» **TASK**
Report each line of the data that has "предоставления" somewhere in it.

(Collected data)
--- --- ---
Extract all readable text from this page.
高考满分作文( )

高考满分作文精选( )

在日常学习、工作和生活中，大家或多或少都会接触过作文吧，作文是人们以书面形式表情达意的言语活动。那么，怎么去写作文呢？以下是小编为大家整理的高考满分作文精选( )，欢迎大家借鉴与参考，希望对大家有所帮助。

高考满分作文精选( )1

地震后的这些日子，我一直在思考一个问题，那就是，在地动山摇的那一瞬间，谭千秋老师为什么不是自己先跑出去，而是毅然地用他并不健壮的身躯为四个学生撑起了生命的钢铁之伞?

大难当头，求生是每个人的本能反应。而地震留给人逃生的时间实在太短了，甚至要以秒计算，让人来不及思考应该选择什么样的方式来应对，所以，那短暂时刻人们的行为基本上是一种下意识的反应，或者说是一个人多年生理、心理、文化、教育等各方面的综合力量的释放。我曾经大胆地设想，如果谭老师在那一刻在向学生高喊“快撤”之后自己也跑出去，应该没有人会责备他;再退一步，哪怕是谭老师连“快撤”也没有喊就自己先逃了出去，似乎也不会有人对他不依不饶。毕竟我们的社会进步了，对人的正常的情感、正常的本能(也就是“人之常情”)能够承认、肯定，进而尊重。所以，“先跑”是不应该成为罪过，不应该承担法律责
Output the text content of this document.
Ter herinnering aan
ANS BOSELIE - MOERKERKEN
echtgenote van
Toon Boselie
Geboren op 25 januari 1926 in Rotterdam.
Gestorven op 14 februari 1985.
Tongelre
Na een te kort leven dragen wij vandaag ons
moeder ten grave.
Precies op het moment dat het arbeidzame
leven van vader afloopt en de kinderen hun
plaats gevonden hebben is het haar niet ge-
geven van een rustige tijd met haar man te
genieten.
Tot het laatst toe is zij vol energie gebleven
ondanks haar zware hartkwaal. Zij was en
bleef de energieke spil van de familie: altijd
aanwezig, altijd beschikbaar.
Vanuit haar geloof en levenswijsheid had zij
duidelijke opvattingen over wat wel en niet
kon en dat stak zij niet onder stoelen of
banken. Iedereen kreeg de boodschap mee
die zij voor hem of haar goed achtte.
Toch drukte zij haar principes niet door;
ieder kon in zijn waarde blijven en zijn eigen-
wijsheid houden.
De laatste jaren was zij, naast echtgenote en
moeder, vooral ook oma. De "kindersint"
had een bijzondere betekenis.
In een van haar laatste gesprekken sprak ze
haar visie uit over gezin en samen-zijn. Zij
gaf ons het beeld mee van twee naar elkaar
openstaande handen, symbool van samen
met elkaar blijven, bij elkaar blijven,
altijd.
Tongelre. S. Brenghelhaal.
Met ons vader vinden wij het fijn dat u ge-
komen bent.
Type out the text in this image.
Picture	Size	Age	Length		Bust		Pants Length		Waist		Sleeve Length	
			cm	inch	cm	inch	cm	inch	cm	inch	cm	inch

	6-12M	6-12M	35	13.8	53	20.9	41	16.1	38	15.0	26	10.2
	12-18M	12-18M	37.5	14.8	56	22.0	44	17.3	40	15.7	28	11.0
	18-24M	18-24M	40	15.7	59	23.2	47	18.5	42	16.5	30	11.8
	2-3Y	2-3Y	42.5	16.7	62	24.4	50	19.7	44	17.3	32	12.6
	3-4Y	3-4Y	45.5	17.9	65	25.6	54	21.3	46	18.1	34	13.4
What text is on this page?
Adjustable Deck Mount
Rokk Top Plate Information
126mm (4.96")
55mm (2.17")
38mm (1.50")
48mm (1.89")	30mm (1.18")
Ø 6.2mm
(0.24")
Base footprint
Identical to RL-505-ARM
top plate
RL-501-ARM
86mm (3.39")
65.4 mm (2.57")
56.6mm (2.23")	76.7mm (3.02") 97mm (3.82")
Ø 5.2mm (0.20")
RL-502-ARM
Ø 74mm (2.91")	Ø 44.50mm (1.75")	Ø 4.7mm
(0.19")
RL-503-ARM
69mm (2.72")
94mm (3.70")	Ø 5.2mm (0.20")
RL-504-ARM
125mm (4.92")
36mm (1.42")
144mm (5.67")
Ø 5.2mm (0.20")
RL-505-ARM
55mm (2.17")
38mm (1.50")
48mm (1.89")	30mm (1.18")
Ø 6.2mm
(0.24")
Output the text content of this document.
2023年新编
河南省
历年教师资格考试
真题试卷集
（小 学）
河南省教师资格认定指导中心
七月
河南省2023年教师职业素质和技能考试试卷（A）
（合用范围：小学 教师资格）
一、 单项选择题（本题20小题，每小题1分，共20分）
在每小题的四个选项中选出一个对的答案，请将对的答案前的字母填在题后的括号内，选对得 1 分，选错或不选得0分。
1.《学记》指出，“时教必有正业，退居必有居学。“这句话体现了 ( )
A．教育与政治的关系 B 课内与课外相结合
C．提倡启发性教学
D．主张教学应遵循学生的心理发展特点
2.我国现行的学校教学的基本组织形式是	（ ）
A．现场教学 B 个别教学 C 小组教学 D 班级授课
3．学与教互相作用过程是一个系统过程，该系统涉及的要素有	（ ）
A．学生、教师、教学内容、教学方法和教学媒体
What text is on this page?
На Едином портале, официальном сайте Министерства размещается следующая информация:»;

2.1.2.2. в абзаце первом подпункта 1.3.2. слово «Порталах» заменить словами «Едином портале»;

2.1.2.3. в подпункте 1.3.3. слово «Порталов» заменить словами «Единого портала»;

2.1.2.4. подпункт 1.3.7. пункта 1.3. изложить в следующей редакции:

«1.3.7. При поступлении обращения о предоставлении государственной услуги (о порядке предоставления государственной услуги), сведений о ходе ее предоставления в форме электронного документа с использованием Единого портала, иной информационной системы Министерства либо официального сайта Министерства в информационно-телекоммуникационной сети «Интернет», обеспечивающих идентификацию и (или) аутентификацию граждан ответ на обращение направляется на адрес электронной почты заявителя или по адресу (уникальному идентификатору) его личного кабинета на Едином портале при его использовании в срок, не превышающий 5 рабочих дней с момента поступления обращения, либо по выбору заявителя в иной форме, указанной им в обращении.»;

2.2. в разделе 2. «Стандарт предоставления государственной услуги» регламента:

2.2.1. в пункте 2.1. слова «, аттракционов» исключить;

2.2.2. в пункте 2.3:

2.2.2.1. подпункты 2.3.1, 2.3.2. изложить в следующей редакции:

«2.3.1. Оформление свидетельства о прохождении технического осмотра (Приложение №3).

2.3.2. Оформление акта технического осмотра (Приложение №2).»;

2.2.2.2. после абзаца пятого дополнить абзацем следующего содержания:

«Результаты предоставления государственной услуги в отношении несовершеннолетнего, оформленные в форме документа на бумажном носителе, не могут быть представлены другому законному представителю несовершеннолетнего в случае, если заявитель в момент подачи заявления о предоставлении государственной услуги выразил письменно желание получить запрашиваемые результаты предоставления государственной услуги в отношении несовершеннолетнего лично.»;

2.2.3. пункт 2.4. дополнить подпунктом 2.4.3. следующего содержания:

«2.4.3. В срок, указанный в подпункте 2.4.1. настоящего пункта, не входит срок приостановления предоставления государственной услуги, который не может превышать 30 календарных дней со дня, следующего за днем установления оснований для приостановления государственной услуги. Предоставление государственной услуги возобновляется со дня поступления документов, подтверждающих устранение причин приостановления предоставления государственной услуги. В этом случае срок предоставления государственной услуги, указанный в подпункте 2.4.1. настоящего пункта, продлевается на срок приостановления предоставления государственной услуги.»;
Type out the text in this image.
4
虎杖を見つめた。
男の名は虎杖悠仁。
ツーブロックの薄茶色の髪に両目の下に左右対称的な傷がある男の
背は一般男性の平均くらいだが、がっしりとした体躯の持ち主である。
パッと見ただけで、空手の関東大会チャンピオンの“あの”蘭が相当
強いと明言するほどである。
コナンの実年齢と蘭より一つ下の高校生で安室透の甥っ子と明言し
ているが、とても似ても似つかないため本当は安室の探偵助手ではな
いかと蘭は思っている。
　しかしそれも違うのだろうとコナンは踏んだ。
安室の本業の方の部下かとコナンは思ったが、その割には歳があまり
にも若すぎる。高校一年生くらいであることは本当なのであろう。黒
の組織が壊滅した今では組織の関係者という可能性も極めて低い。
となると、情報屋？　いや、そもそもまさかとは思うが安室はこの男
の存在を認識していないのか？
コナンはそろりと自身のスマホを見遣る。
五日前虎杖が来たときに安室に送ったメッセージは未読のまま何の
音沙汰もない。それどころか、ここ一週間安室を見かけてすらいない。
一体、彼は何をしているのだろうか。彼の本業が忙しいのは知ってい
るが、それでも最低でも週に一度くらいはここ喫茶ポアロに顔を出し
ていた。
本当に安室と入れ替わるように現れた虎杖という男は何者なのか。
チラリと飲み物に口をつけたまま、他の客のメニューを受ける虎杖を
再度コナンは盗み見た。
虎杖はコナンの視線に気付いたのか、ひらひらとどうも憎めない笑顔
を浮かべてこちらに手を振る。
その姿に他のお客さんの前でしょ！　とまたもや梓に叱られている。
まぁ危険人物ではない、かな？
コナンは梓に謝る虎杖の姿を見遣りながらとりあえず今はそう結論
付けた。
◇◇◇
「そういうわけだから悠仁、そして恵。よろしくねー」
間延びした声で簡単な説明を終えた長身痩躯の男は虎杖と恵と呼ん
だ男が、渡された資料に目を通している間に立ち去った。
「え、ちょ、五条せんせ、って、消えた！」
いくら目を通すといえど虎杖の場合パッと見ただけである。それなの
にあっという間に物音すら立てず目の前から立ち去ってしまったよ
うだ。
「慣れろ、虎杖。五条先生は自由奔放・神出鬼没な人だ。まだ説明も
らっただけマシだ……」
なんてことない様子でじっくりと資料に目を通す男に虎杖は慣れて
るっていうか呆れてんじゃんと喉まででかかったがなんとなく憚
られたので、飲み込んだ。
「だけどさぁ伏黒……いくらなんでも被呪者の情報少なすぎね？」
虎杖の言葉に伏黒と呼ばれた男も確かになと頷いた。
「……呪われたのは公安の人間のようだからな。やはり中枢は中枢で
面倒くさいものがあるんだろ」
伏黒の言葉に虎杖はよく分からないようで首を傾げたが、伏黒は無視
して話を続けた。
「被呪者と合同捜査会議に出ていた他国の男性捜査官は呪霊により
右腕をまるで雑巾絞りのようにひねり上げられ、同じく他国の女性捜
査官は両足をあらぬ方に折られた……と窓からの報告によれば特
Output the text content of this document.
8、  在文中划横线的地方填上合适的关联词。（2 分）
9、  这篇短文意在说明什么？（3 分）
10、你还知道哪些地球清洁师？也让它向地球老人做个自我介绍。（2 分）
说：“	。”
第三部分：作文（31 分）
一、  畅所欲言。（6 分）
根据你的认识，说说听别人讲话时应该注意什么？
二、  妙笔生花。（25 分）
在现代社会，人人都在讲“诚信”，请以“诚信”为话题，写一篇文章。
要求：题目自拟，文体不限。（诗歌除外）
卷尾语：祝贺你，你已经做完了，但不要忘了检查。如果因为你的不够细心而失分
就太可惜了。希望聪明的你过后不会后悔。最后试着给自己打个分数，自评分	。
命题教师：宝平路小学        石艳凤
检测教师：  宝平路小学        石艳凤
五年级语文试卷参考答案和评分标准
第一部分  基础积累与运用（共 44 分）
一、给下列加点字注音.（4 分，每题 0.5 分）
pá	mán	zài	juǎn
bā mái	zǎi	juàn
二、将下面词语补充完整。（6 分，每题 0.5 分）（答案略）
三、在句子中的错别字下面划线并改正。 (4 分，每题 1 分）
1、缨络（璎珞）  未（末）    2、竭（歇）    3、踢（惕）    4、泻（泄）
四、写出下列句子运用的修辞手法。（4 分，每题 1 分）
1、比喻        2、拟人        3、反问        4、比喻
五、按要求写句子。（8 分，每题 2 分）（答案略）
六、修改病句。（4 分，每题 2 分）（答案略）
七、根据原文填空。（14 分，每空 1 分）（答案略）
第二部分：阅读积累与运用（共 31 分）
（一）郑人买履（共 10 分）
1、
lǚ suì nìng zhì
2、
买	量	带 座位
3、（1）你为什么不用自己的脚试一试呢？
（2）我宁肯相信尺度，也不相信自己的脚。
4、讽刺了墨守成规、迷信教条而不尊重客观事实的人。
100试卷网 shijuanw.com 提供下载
--- --- ---
» **EXERCISE RESPONSE**
«1.3.7. При поступлении обращения о предоставлении государственной услуги (о порядке предоставления государственной услуги), сведений о ходе ее предоставления в форме электронного документа с использованием Единого портала, иной информационной системы Министерства либо официального сайта Министерства в информационно-телекоммуникационной сети «Интернет», обеспечивающих идентификацию и (или) аутентификацию граждан ответ на обращение направляется на адрес электронной почты заявителя или по адресу (уникальному идентификатору) его личного кабинета на Едином портале при его использовании в срок, не превышающий 5 рабочих дней с момента поступления обращения, либо по выбору заявителя в иной форме, указанной им в обращении.»;
2.2. в разделе 2. «Стандарт предоставления государственной услуги» регламента:
«Результаты предоставления государственной услуги в отношении несовершеннолетнего, оформленные в форме документа на бумажном носителе, не могут быть представлены другому законному представителю несовершеннолетнего в случае, если заявитель в момент подачи заявления о предоставлении государственной услуги выразил письменно желание получить запрашиваемые результаты предоставления государственной услуги в отношении несовершеннолетнего лично.»;
«2.4.3. В срок, указанный в подпункте 2.4.1. настоящего пункта, не входит срок приостановления предоставления государственной услуги, который не может превышать 30 календарных дней со дня, следующего за днем установления оснований для приостановления государственной услуги. Предоставление государственной услуги возобновляется со дня поступления документов, подтверждающих устранение причин приостановления предоставления государственной услуги. В этом случае срок предоставления государственной услуги, указанный в подпункте 2.4.1. настоящего пункта, продлевается на срок приостановления предоставления государственной услуги.»;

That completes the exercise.